PROBLEM STATEMENT => What number of lines hold the word "data"? State that number and nothing besides.

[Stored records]
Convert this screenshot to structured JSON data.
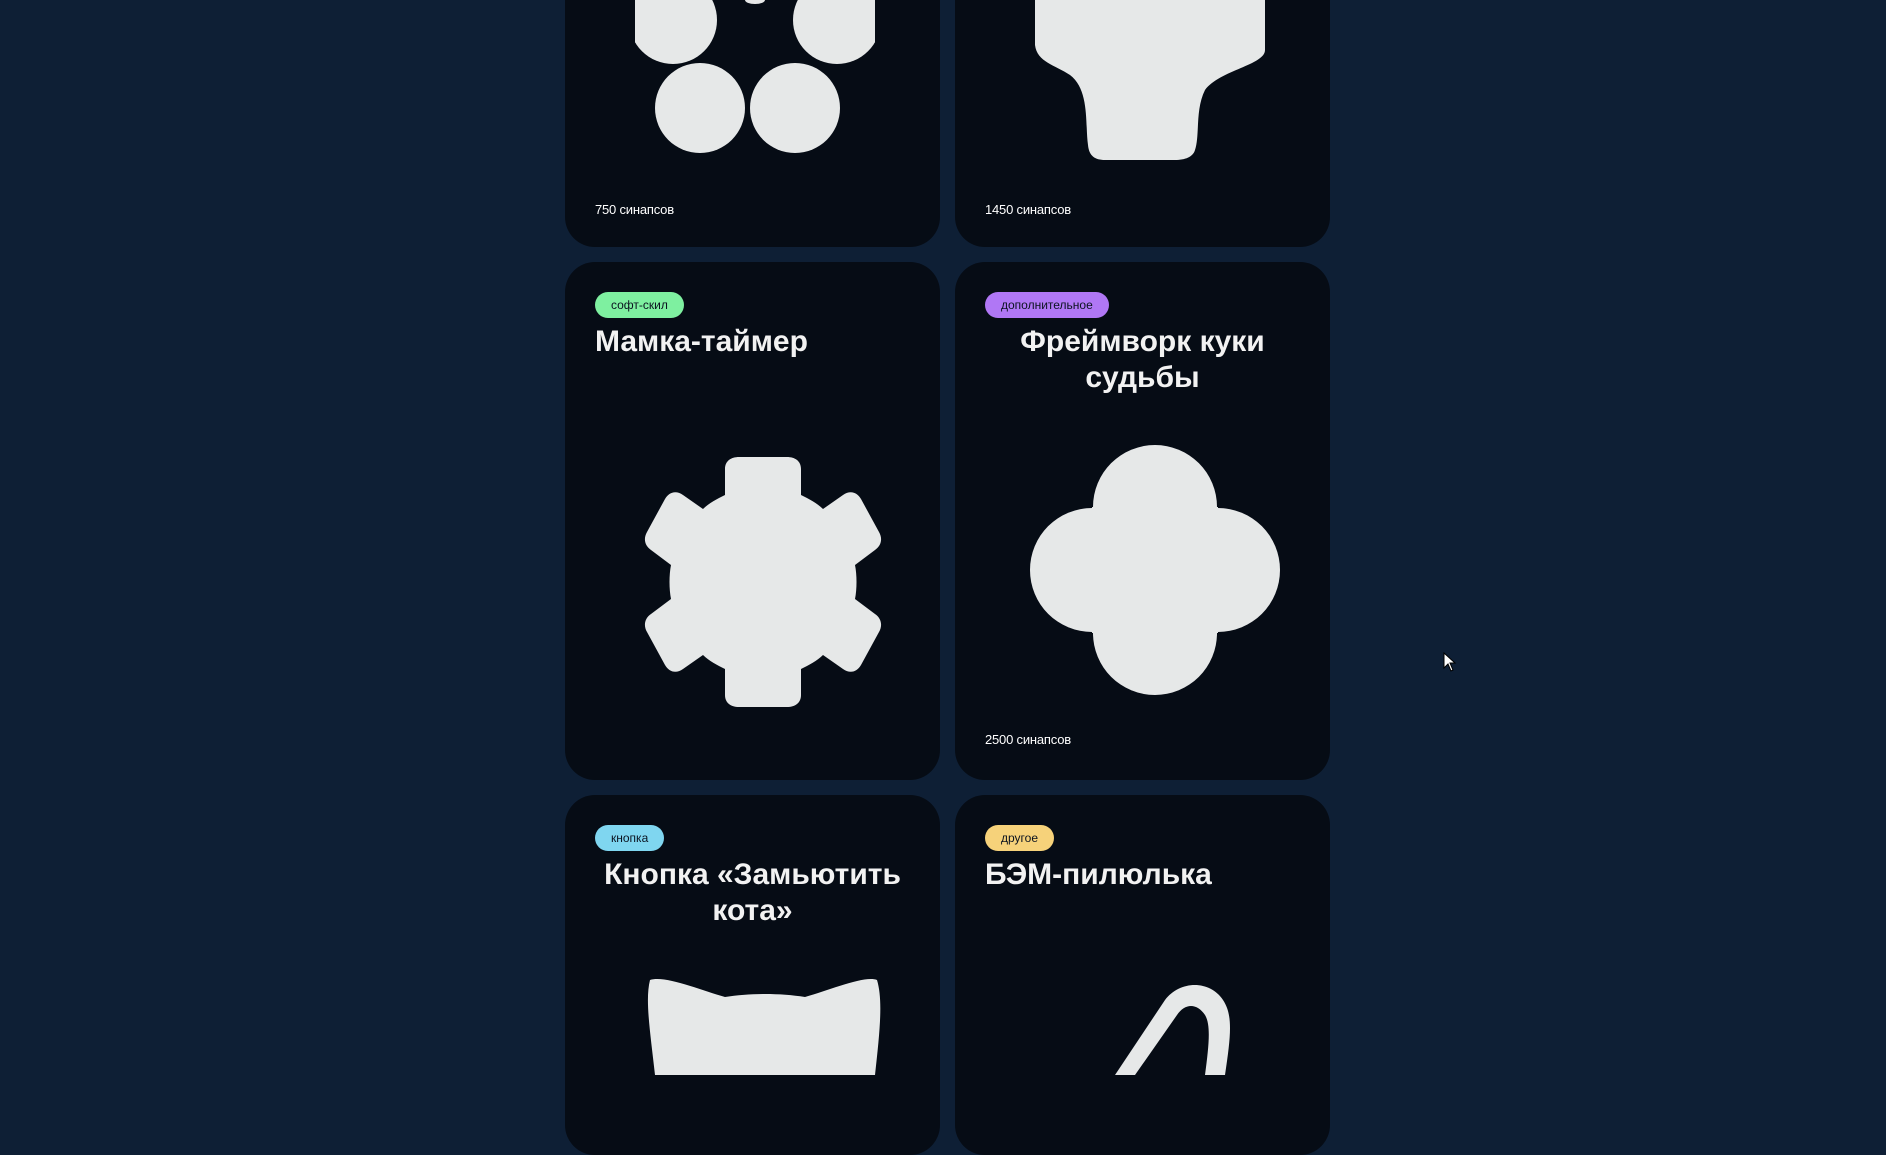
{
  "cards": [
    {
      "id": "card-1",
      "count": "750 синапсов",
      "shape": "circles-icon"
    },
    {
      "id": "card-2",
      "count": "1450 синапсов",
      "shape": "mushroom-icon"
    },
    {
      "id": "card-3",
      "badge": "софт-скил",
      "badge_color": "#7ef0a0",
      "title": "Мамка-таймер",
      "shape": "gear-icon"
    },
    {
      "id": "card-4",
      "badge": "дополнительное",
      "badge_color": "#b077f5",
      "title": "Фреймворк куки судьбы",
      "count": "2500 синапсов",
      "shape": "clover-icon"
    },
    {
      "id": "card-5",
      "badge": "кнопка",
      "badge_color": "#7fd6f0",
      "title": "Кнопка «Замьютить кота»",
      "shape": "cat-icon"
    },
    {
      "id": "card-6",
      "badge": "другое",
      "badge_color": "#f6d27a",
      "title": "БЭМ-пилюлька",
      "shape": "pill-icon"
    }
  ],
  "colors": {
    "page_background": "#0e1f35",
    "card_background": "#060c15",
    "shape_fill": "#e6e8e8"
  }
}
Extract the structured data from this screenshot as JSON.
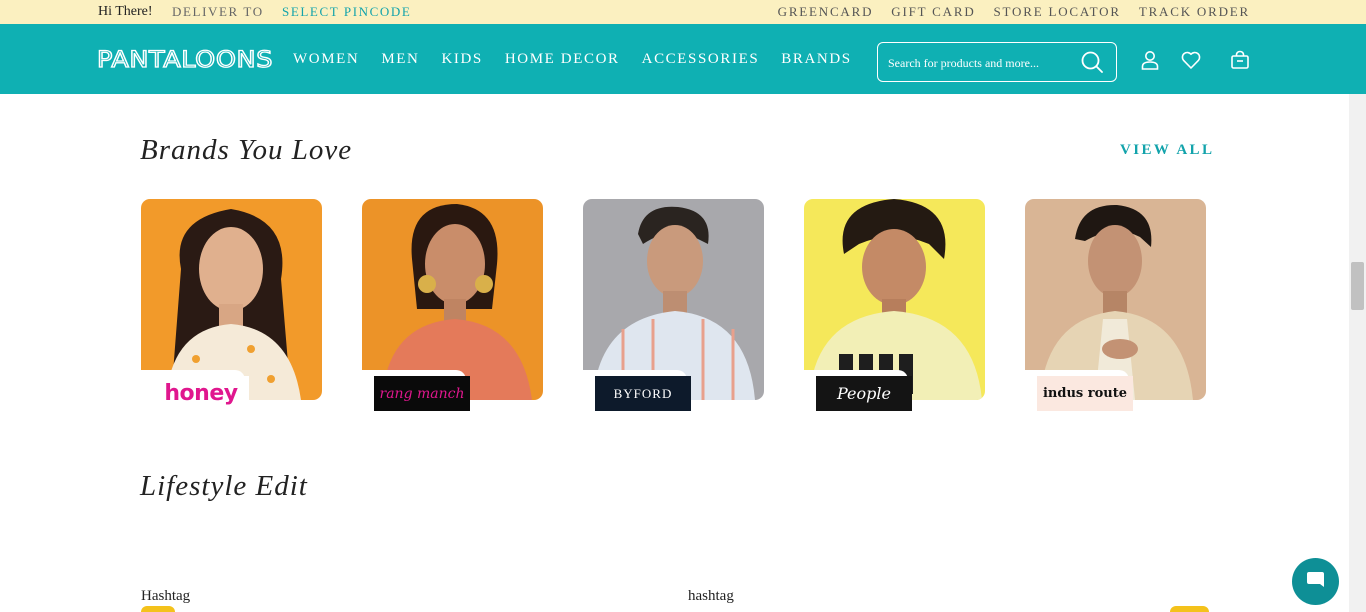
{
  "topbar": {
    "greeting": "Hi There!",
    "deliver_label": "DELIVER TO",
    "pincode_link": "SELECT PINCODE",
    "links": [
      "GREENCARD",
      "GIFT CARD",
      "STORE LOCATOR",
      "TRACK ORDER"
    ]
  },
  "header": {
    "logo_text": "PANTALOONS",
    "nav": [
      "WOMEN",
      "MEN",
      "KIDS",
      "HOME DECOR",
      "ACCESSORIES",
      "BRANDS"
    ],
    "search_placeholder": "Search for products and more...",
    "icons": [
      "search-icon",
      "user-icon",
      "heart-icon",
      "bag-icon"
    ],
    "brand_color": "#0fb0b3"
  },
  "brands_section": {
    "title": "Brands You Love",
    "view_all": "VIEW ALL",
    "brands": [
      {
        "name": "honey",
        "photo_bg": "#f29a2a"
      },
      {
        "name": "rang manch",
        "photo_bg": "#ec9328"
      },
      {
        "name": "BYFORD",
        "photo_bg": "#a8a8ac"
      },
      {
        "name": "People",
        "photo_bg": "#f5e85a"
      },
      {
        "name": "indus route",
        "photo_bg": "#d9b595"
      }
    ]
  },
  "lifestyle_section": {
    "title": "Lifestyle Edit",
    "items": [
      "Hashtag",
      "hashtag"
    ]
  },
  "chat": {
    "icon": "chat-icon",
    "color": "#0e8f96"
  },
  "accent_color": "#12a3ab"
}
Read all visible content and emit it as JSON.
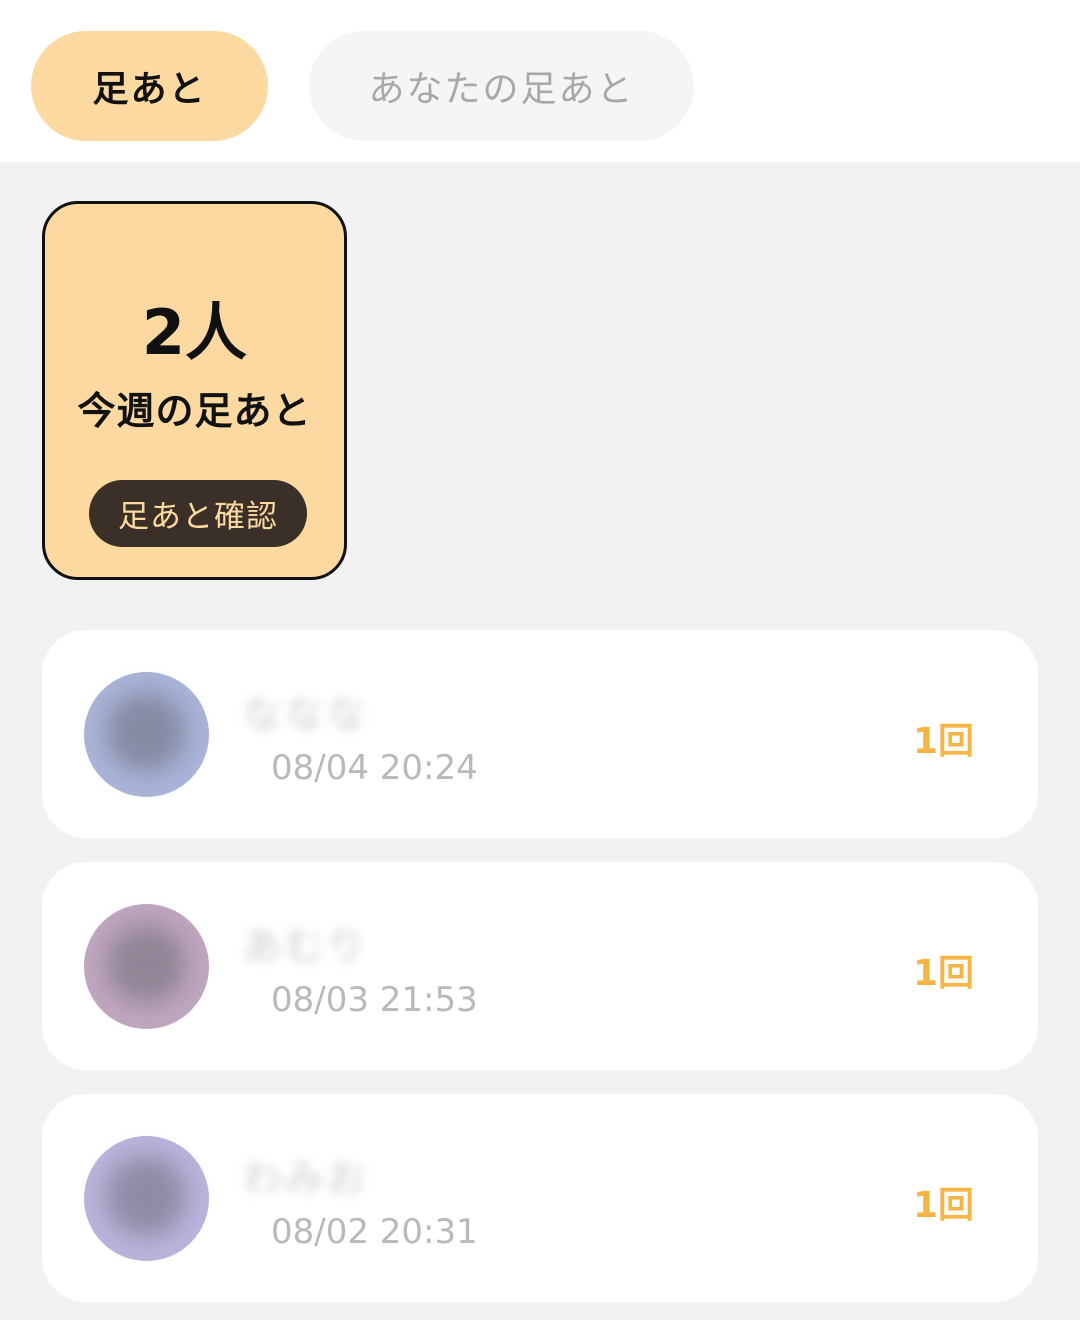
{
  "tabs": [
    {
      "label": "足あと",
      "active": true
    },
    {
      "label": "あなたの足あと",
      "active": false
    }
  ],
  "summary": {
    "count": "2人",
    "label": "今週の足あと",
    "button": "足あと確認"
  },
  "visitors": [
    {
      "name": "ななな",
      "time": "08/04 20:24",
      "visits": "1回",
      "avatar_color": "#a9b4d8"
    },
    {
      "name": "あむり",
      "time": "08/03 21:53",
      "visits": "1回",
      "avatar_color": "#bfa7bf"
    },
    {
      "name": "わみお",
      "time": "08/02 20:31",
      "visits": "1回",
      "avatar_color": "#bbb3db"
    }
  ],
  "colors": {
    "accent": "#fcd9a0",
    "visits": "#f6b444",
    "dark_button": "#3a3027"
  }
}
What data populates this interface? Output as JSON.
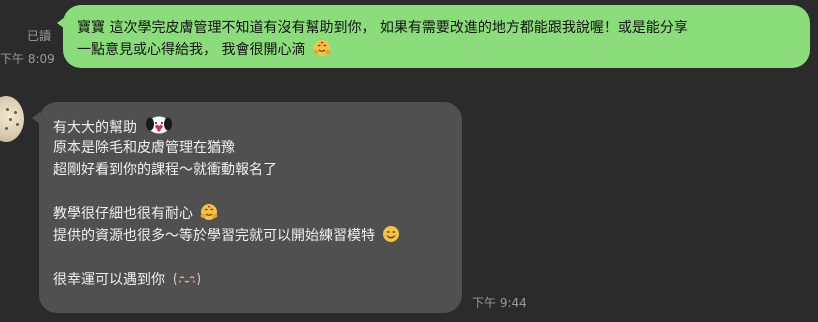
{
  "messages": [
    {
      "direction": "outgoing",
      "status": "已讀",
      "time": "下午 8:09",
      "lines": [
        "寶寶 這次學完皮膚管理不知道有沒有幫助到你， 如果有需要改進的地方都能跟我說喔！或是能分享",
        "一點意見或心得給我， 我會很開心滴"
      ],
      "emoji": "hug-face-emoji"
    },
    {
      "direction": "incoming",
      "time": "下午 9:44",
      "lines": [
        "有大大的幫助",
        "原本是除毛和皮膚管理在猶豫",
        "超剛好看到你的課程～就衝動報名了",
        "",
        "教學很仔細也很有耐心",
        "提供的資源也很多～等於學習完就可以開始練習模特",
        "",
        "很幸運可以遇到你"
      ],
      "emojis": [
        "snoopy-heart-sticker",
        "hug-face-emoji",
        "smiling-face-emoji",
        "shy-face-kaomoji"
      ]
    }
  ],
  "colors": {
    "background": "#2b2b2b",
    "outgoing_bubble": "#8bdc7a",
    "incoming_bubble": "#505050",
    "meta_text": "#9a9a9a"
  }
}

COMPLETED TASK => 3